What you are asked to do: Identify the lines that include the word "ومسلم", then copy all of them.

Data lines:
================================
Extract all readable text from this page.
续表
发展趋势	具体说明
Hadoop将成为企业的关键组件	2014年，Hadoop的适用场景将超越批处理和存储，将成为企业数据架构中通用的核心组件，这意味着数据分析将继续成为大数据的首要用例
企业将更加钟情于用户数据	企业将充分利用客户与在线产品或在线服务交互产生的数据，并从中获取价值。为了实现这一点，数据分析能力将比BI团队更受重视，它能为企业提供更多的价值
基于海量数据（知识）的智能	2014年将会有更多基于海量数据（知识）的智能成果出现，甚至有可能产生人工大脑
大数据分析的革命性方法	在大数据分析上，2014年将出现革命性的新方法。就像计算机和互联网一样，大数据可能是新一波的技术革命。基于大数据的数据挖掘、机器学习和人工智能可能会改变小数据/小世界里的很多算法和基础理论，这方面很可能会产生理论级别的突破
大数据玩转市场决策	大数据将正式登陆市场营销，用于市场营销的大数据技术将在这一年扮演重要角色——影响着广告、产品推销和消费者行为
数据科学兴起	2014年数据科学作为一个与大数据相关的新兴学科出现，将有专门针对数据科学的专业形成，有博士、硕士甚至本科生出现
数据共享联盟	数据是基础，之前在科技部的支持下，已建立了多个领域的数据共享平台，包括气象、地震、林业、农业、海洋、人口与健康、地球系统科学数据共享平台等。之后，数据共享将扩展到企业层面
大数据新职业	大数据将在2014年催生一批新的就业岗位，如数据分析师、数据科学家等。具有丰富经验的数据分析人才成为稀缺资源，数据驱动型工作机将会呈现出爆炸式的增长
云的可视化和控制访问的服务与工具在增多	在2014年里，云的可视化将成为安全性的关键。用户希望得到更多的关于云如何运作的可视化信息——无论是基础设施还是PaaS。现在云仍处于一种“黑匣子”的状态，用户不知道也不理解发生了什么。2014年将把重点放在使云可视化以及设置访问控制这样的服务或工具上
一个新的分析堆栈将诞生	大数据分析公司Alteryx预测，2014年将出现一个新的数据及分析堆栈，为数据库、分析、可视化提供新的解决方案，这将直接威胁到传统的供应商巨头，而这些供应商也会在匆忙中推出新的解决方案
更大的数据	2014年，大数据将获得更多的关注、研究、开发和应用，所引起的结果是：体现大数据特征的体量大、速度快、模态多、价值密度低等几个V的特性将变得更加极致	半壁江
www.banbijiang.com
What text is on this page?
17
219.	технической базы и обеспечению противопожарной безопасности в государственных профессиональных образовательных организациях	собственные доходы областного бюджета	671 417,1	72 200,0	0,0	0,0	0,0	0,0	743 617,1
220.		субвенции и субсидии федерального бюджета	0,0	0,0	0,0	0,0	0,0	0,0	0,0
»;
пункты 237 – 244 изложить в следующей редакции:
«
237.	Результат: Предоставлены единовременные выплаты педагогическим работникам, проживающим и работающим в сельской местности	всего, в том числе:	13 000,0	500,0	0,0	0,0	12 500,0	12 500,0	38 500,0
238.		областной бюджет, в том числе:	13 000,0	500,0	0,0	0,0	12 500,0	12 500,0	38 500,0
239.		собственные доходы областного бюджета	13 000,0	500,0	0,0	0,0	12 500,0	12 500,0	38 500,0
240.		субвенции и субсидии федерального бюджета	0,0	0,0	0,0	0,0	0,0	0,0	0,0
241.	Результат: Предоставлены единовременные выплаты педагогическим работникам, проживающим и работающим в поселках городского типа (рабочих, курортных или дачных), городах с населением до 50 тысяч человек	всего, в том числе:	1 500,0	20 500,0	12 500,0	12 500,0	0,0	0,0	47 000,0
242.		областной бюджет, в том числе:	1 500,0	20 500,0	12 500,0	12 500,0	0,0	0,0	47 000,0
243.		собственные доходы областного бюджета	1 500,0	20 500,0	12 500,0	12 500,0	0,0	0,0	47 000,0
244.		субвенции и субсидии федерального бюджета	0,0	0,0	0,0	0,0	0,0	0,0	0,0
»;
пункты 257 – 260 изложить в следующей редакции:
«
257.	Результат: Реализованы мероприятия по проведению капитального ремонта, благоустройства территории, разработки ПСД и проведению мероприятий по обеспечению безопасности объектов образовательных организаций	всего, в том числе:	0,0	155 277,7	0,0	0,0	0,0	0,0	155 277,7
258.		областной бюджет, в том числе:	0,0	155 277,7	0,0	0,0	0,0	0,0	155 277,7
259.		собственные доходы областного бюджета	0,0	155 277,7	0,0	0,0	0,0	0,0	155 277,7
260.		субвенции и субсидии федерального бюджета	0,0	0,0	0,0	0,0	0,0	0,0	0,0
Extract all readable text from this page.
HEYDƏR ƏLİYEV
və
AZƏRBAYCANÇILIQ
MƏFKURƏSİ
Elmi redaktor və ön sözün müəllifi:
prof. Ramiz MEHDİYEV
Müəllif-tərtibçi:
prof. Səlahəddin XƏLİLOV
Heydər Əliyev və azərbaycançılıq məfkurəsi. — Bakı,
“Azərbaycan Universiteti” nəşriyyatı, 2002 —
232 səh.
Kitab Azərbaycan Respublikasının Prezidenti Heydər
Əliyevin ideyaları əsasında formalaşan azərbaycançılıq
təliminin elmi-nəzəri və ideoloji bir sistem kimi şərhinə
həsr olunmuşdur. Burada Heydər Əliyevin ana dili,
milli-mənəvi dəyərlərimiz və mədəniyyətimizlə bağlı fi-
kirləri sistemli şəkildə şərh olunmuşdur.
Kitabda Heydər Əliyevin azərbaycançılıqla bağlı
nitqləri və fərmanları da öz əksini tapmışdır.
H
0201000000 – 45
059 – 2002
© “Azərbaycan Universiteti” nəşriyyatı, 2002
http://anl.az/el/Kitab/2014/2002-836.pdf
================================
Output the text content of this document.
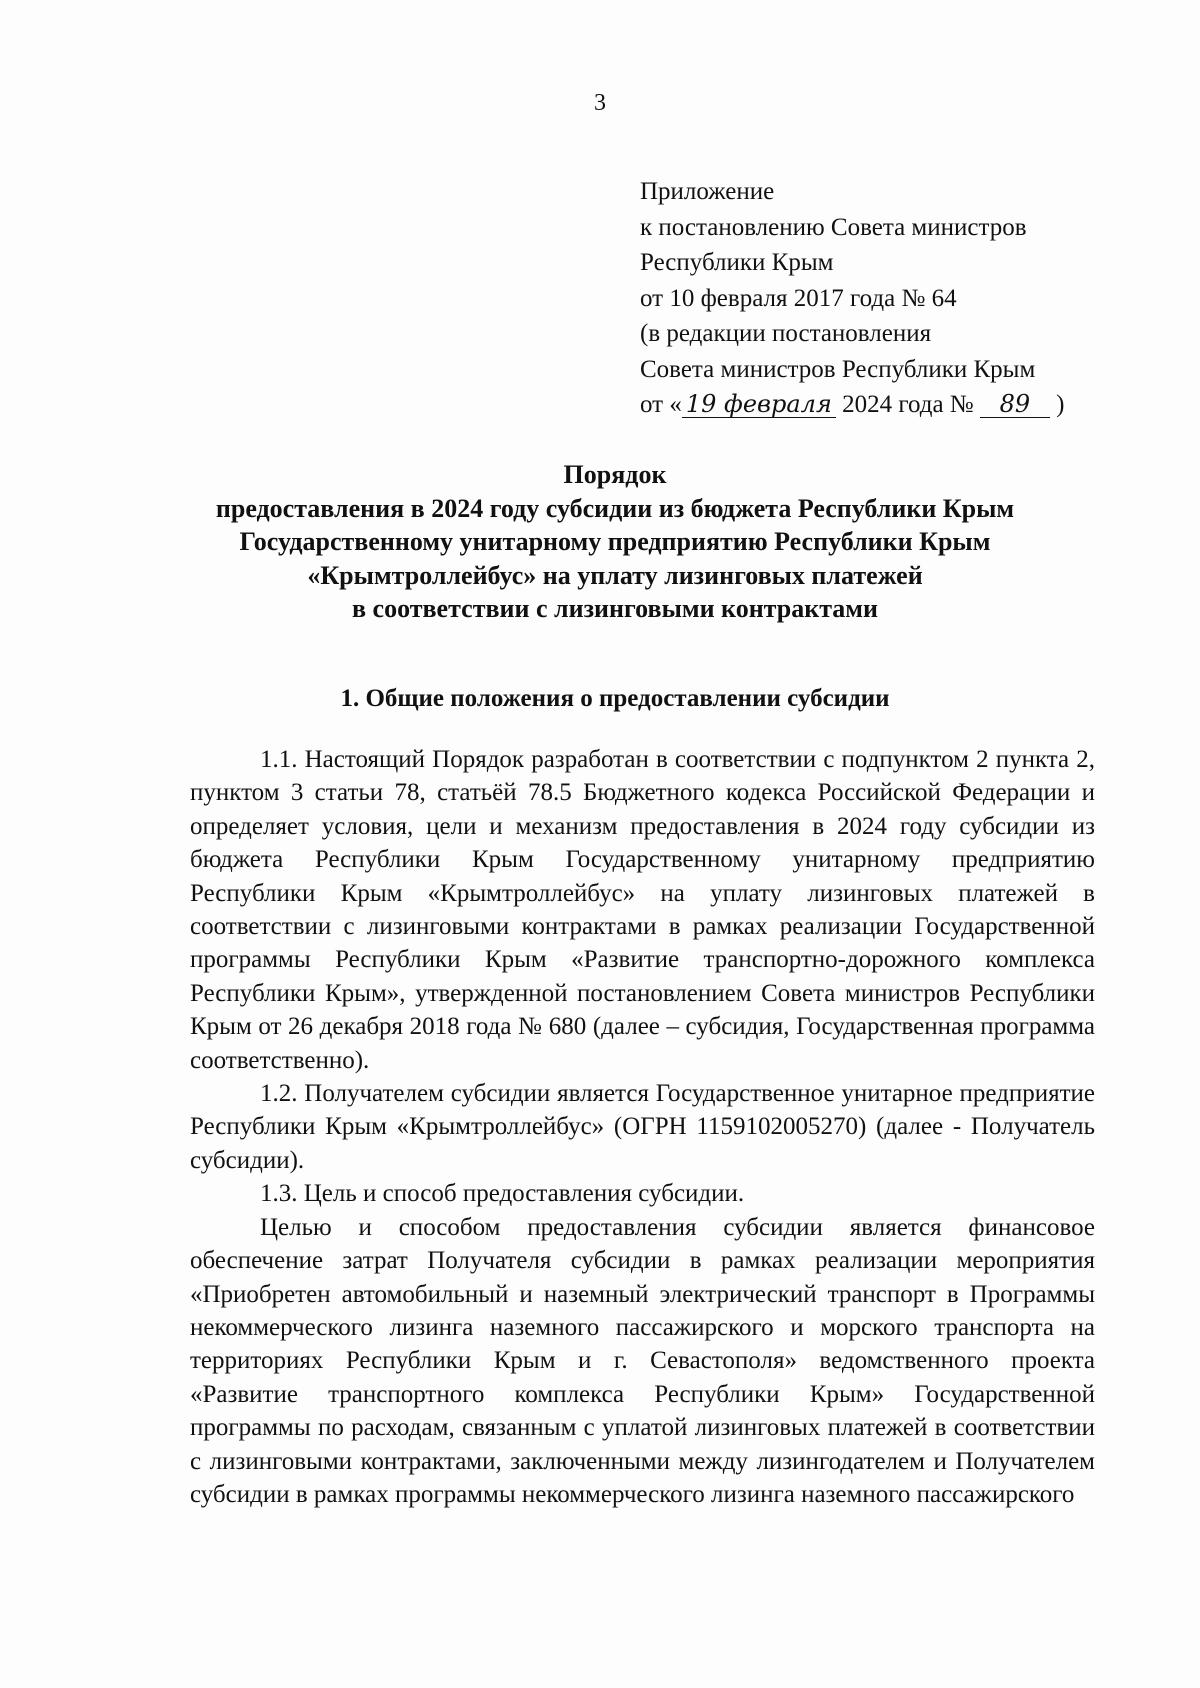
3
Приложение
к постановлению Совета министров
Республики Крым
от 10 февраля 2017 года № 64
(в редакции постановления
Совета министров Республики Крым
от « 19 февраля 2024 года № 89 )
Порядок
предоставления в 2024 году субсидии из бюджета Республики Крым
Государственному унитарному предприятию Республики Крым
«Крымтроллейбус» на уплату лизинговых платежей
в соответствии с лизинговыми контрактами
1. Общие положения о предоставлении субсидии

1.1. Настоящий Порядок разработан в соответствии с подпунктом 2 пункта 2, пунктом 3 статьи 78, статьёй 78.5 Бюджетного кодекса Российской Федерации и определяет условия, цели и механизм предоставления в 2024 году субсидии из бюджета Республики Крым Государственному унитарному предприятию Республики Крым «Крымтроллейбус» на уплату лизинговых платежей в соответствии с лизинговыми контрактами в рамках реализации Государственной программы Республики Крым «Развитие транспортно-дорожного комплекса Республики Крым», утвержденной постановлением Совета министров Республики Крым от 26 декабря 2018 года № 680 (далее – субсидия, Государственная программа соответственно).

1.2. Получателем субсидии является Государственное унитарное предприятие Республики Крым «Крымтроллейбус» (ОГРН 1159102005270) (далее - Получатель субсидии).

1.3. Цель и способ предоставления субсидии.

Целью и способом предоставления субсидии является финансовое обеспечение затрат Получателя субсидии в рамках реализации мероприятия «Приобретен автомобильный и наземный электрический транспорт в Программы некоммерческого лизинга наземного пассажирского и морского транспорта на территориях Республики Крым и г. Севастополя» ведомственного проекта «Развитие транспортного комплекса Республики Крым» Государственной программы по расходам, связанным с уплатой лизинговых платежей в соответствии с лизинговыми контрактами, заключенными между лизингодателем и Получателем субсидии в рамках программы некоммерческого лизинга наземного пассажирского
================================
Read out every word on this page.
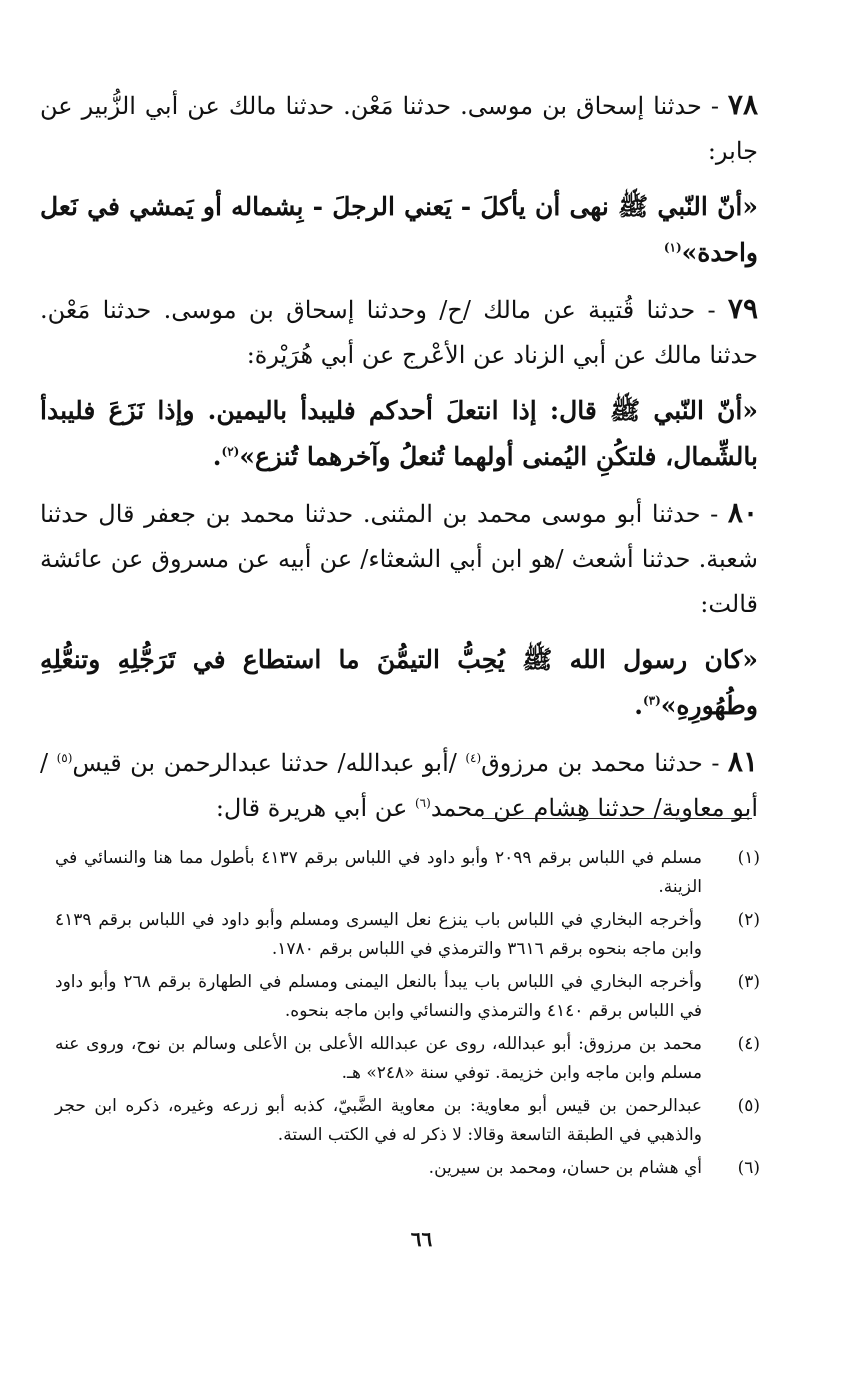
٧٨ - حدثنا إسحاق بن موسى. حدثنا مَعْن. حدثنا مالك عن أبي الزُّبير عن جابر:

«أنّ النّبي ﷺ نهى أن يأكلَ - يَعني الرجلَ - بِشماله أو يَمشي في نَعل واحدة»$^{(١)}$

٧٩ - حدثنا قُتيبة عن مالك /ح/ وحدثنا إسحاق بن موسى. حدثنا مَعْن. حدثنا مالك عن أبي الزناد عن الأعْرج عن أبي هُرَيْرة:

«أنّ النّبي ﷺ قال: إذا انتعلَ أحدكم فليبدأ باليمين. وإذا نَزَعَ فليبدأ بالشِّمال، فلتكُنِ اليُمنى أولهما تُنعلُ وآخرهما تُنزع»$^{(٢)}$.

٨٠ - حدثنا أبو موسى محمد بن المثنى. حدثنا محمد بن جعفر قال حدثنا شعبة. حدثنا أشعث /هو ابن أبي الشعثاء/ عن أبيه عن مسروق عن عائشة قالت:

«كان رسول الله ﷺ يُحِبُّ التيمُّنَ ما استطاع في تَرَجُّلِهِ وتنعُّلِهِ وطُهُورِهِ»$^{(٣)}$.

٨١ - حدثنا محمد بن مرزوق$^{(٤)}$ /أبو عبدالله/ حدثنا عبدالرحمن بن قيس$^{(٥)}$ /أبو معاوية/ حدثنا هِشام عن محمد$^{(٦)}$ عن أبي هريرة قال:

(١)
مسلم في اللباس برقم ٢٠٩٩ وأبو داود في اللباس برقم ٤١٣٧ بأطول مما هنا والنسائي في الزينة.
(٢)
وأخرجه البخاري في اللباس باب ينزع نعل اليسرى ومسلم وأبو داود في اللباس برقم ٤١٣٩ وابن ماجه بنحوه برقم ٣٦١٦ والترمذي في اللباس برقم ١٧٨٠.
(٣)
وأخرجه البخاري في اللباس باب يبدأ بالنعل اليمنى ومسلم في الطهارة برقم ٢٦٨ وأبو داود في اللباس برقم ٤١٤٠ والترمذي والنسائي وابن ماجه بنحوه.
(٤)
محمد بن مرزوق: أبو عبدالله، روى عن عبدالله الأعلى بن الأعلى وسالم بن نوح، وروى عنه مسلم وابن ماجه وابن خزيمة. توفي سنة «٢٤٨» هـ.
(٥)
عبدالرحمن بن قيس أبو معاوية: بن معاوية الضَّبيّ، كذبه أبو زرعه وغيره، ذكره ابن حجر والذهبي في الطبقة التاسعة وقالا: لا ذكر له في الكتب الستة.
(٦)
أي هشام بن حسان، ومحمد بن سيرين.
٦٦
================================
Written solution:
وأخرجه البخاري في اللباس باب ينزع نعل اليسرى ومسلم وأبو داود في اللباس برقم ٤١٣٩ وابن ماجه بنحوه برقم ٣٦١٦ والترمذي في اللباس برقم ١٧٨٠.
وأخرجه البخاري في اللباس باب يبدأ بالنعل اليمنى ومسلم في الطهارة برقم ٢٦٨ وأبو داود في اللباس برقم ٤١٤٠ والترمذي والنسائي وابن ماجه بنحوه.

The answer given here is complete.